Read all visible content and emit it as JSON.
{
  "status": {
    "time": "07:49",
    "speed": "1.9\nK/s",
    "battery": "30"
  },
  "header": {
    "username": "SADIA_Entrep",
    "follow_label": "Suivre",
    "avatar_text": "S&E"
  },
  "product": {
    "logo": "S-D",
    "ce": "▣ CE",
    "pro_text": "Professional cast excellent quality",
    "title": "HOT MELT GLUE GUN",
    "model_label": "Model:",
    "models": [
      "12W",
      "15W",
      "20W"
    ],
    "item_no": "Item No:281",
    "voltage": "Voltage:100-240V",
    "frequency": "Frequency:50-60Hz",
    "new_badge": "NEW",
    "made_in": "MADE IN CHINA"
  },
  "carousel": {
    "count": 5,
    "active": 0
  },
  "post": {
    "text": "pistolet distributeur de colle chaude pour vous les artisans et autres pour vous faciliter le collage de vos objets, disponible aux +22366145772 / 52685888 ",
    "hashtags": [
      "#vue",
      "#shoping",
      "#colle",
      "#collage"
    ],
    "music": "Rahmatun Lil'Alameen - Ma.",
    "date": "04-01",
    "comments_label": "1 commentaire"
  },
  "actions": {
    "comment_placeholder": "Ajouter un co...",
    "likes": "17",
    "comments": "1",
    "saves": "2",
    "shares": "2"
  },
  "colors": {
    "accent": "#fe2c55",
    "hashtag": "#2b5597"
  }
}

### Problem description
What is needed here is an exact reproduction of all the entries.

### Solved problem
Read all visible content and emit it as JSON.
{
  "status": {
    "time": "07:49",
    "speed": "1.9\nK/s",
    "battery": "30"
  },
  "header": {
    "username": "SADIA_Entrep",
    "follow_label": "Suivre",
    "avatar_text": "S&E"
  },
  "product": {
    "logo": "S-D",
    "ce": "▣ CE",
    "pro_text": "Professional cast excellent quality",
    "title": "HOT MELT GLUE GUN",
    "model_label": "Model:",
    "models": [
      "12W",
      "15W",
      "20W"
    ],
    "item_no": "Item No:281",
    "voltage": "Voltage:100-240V",
    "frequency": "Frequency:50-60Hz",
    "new_badge": "NEW",
    "made_in": "MADE IN CHINA"
  },
  "carousel": {
    "count": 5,
    "active": 0
  },
  "post": {
    "text": "pistolet distributeur de colle chaude pour vous les artisans et autres pour vous faciliter le collage de vos objets, disponible aux +22366145772 / 52685888 ",
    "hashtags": [
      "#vue",
      "#shoping",
      "#colle",
      "#collage"
    ],
    "music": "Rahmatun Lil'Alameen - Ma.",
    "date": "04-01",
    "comments_label": "1 commentaire"
  },
  "actions": {
    "comment_placeholder": "Ajouter un co...",
    "likes": "17",
    "comments": "1",
    "saves": "2",
    "shares": "2"
  },
  "colors": {
    "accent": "#fe2c55",
    "hashtag": "#2b5597"
  }
}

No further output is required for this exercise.